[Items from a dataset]
>>>

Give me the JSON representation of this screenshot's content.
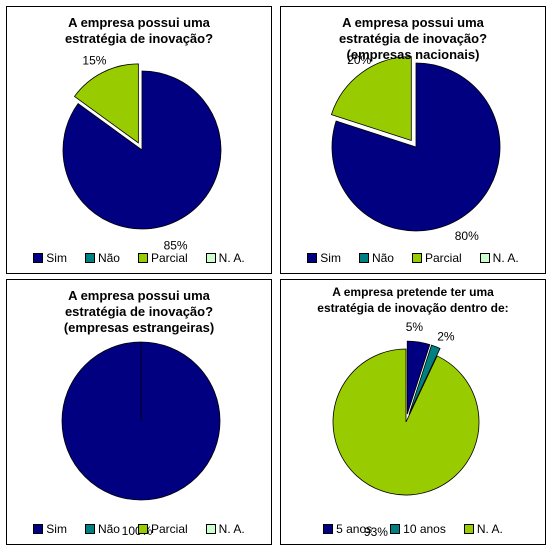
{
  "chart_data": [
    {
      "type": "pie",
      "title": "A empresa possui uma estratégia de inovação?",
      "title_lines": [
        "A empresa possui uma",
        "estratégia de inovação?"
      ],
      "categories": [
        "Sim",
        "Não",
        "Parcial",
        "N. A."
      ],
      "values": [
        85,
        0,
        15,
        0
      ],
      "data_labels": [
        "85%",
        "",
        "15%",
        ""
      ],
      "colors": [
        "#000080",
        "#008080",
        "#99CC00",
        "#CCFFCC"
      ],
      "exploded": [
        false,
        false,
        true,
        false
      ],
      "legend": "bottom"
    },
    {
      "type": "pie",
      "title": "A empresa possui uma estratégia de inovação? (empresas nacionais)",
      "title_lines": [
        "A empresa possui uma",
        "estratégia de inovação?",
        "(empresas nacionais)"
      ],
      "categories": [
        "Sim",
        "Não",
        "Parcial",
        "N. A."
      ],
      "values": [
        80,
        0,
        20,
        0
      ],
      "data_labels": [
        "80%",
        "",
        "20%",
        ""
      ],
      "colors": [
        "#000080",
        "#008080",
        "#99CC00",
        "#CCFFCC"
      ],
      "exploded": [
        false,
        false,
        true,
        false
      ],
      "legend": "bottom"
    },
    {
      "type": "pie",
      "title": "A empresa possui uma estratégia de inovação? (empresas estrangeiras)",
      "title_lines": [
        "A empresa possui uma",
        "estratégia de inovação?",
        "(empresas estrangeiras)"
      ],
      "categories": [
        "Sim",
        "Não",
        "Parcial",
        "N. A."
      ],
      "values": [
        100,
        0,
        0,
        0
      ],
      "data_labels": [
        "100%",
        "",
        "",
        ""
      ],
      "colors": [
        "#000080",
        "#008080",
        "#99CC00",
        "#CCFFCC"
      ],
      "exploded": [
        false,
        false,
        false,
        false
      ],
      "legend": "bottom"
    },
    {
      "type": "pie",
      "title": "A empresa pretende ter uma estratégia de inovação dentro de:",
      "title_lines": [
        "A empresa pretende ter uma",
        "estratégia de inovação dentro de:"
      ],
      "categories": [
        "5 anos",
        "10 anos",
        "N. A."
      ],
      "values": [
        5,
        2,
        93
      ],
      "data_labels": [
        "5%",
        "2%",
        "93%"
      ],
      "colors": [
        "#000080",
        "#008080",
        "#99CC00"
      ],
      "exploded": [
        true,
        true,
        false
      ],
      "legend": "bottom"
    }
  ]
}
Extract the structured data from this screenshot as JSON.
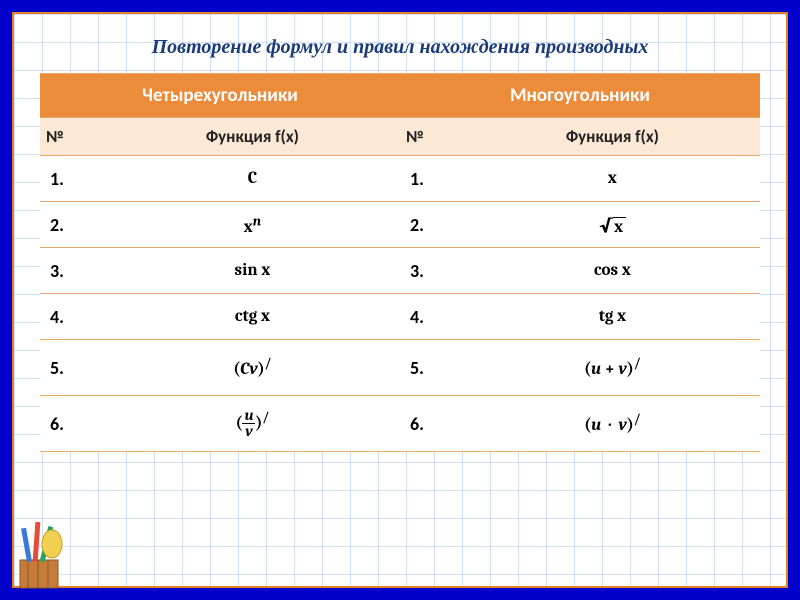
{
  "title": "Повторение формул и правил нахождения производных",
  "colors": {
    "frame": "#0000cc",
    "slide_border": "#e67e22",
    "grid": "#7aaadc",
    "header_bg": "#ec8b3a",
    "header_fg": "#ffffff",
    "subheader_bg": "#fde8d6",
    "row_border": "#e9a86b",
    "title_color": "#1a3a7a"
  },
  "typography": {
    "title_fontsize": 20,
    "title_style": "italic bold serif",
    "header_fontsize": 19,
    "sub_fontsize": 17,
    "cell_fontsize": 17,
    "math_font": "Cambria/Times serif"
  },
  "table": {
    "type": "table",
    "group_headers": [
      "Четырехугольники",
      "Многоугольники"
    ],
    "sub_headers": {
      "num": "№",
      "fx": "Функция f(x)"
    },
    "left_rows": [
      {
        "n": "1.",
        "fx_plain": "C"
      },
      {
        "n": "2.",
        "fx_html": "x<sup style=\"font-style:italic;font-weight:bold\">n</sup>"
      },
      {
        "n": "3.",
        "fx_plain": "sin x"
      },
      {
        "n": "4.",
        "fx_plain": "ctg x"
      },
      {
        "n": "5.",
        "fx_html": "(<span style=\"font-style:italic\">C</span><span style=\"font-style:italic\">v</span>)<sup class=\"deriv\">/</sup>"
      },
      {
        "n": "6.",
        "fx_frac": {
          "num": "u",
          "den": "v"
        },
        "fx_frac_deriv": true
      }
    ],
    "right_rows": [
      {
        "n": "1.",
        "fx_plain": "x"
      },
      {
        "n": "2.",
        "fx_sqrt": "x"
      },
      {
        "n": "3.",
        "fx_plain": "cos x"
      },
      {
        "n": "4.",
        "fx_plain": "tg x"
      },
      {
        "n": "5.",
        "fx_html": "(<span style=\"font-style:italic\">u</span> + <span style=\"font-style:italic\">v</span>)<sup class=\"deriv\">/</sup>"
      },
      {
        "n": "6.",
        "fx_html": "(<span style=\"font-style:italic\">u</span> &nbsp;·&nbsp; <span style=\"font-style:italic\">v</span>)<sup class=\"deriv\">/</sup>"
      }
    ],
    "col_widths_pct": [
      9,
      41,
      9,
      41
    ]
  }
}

<<<

◆ Goal of the exercise ◆
Copy every record above exactly, leaving out the pictures.

◆ Exercise solution ◆
Give me the JSON representation of this screenshot's content.
{
  "chart_data": [
    {
      "type": "pie",
      "title": "A empresa possui uma estratégia de inovação?",
      "title_lines": [
        "A empresa possui uma",
        "estratégia de inovação?"
      ],
      "categories": [
        "Sim",
        "Não",
        "Parcial",
        "N. A."
      ],
      "values": [
        85,
        0,
        15,
        0
      ],
      "data_labels": [
        "85%",
        "",
        "15%",
        ""
      ],
      "colors": [
        "#000080",
        "#008080",
        "#99CC00",
        "#CCFFCC"
      ],
      "exploded": [
        false,
        false,
        true,
        false
      ],
      "legend": "bottom"
    },
    {
      "type": "pie",
      "title": "A empresa possui uma estratégia de inovação? (empresas nacionais)",
      "title_lines": [
        "A empresa possui uma",
        "estratégia de inovação?",
        "(empresas nacionais)"
      ],
      "categories": [
        "Sim",
        "Não",
        "Parcial",
        "N. A."
      ],
      "values": [
        80,
        0,
        20,
        0
      ],
      "data_labels": [
        "80%",
        "",
        "20%",
        ""
      ],
      "colors": [
        "#000080",
        "#008080",
        "#99CC00",
        "#CCFFCC"
      ],
      "exploded": [
        false,
        false,
        true,
        false
      ],
      "legend": "bottom"
    },
    {
      "type": "pie",
      "title": "A empresa possui uma estratégia de inovação? (empresas estrangeiras)",
      "title_lines": [
        "A empresa possui uma",
        "estratégia de inovação?",
        "(empresas estrangeiras)"
      ],
      "categories": [
        "Sim",
        "Não",
        "Parcial",
        "N. A."
      ],
      "values": [
        100,
        0,
        0,
        0
      ],
      "data_labels": [
        "100%",
        "",
        "",
        ""
      ],
      "colors": [
        "#000080",
        "#008080",
        "#99CC00",
        "#CCFFCC"
      ],
      "exploded": [
        false,
        false,
        false,
        false
      ],
      "legend": "bottom"
    },
    {
      "type": "pie",
      "title": "A empresa pretende ter uma estratégia de inovação dentro de:",
      "title_lines": [
        "A empresa pretende ter uma",
        "estratégia de inovação dentro de:"
      ],
      "categories": [
        "5 anos",
        "10 anos",
        "N. A."
      ],
      "values": [
        5,
        2,
        93
      ],
      "data_labels": [
        "5%",
        "2%",
        "93%"
      ],
      "colors": [
        "#000080",
        "#008080",
        "#99CC00"
      ],
      "exploded": [
        true,
        true,
        false
      ],
      "legend": "bottom"
    }
  ]
}
Extract the structured data from this screenshot as JSON.
{
  "title": "Повторение формул и правил нахождения производных",
  "colors": {
    "frame": "#0000cc",
    "slide_border": "#e67e22",
    "grid": "#7aaadc",
    "header_bg": "#ec8b3a",
    "header_fg": "#ffffff",
    "subheader_bg": "#fde8d6",
    "row_border": "#e9a86b",
    "title_color": "#1a3a7a"
  },
  "typography": {
    "title_fontsize": 20,
    "title_style": "italic bold serif",
    "header_fontsize": 19,
    "sub_fontsize": 17,
    "cell_fontsize": 17,
    "math_font": "Cambria/Times serif"
  },
  "table": {
    "type": "table",
    "group_headers": [
      "Четырехугольники",
      "Многоугольники"
    ],
    "sub_headers": {
      "num": "№",
      "fx": "Функция f(x)"
    },
    "left_rows": [
      {
        "n": "1.",
        "fx_plain": "C"
      },
      {
        "n": "2.",
        "fx_html": "x<sup style=\"font-style:italic;font-weight:bold\">n</sup>"
      },
      {
        "n": "3.",
        "fx_plain": "sin x"
      },
      {
        "n": "4.",
        "fx_plain": "ctg x"
      },
      {
        "n": "5.",
        "fx_html": "(<span style=\"font-style:italic\">C</span><span style=\"font-style:italic\">v</span>)<sup class=\"deriv\">/</sup>"
      },
      {
        "n": "6.",
        "fx_frac": {
          "num": "u",
          "den": "v"
        },
        "fx_frac_deriv": true
      }
    ],
    "right_rows": [
      {
        "n": "1.",
        "fx_plain": "x"
      },
      {
        "n": "2.",
        "fx_sqrt": "x"
      },
      {
        "n": "3.",
        "fx_plain": "cos x"
      },
      {
        "n": "4.",
        "fx_plain": "tg x"
      },
      {
        "n": "5.",
        "fx_html": "(<span style=\"font-style:italic\">u</span> + <span style=\"font-style:italic\">v</span>)<sup class=\"deriv\">/</sup>"
      },
      {
        "n": "6.",
        "fx_html": "(<span style=\"font-style:italic\">u</span> &nbsp;·&nbsp; <span style=\"font-style:italic\">v</span>)<sup class=\"deriv\">/</sup>"
      }
    ],
    "col_widths_pct": [
      9,
      41,
      9,
      41
    ]
  }
}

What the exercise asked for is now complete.